→ Assignment:
Pull every line containing "triangle" from the listing below.

→ Data shown:
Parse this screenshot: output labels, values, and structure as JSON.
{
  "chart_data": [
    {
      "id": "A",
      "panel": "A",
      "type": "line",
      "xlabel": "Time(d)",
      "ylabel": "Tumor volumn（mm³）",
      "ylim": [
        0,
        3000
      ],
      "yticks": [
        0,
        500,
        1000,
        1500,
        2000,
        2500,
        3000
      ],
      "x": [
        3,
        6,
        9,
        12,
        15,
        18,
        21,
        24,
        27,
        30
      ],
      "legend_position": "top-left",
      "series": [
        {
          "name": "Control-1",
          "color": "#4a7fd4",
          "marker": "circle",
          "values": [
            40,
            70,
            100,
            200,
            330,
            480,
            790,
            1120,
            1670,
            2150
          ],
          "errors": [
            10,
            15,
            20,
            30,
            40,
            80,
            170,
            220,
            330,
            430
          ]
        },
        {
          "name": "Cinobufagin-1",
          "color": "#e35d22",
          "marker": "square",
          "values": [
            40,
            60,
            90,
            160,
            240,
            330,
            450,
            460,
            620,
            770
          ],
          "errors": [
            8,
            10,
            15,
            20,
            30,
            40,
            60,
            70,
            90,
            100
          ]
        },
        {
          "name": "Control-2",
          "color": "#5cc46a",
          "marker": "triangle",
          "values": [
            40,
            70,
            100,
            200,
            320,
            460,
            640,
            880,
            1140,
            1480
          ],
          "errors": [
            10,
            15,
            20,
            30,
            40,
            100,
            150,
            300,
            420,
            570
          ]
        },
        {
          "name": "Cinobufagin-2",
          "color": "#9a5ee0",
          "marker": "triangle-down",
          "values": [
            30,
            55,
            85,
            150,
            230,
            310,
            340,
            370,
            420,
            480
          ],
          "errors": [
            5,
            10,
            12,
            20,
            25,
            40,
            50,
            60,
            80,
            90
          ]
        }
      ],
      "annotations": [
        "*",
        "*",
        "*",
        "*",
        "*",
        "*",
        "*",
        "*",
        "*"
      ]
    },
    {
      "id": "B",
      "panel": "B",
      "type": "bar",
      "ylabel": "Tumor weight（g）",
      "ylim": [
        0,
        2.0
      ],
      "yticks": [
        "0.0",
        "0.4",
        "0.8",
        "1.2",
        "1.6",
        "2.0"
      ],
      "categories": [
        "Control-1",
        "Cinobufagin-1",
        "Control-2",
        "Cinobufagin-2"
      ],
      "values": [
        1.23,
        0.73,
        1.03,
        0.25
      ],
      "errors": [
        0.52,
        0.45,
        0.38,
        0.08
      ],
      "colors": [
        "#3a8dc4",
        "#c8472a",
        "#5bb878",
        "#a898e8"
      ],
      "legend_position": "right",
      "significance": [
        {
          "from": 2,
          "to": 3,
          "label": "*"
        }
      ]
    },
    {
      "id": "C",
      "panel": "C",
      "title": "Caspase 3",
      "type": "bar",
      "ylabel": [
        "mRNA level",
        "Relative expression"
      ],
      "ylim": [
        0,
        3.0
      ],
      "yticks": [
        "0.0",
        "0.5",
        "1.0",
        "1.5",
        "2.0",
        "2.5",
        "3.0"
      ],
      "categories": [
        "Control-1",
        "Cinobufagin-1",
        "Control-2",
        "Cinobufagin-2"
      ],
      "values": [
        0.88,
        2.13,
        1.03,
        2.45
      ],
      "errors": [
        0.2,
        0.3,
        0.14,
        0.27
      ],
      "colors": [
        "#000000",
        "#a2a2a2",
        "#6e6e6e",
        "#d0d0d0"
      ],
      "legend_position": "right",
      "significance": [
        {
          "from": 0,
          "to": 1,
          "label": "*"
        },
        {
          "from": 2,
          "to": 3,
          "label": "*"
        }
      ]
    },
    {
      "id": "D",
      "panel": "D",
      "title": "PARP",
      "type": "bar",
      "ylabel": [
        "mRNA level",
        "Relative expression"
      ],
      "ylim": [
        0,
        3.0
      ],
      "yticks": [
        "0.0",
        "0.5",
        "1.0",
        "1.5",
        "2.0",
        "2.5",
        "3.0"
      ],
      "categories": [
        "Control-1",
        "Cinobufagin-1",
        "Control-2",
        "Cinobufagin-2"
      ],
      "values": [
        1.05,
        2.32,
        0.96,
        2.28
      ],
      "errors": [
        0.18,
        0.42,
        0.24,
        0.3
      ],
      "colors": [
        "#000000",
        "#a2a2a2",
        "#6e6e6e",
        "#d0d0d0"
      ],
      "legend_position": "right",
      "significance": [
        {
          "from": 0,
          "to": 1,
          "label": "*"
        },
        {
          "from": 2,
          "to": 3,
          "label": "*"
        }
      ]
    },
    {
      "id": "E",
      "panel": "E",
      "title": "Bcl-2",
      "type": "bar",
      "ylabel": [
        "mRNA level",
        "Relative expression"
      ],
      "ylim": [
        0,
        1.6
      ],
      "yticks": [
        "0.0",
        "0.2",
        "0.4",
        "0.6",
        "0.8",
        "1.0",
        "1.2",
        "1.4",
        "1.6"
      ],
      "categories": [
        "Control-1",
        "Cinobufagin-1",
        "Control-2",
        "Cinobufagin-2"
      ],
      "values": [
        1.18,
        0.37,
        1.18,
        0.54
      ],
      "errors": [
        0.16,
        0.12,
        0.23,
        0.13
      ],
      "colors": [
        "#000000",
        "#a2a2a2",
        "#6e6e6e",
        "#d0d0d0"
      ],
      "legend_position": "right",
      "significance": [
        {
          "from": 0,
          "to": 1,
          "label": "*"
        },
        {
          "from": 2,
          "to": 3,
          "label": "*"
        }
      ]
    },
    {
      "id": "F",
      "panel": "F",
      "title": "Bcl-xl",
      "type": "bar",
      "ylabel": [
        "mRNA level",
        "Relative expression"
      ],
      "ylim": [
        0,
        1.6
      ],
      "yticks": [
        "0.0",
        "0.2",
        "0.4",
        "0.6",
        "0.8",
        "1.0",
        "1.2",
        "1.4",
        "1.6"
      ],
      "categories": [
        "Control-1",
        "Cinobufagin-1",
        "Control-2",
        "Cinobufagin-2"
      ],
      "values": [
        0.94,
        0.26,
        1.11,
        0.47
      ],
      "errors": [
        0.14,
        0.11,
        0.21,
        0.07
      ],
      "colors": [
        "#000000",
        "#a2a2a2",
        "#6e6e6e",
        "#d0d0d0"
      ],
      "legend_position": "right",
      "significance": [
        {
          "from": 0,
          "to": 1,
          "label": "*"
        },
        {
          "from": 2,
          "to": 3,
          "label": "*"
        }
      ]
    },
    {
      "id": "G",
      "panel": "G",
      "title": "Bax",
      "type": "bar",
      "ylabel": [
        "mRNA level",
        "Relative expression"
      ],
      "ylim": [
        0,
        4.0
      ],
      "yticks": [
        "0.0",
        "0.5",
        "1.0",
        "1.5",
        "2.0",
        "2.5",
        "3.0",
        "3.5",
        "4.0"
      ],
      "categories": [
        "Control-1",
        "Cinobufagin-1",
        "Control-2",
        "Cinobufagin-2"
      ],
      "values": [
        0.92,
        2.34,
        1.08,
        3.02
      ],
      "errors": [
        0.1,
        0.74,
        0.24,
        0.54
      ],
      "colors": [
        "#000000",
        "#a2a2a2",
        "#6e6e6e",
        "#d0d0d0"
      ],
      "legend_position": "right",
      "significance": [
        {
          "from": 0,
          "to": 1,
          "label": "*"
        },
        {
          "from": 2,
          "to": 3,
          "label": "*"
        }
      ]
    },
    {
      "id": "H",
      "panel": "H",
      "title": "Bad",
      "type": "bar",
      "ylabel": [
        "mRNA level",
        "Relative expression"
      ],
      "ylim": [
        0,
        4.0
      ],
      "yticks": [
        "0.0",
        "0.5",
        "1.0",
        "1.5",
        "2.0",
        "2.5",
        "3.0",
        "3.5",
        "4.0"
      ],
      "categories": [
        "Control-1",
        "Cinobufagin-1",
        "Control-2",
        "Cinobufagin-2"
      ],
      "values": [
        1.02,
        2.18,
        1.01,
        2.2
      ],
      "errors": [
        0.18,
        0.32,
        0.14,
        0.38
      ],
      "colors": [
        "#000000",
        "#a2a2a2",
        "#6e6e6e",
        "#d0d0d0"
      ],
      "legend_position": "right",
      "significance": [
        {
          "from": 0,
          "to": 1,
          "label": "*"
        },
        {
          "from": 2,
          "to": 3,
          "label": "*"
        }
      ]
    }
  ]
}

→ Response to the task:
          "marker": "triangle",
          "marker": "triangle-down",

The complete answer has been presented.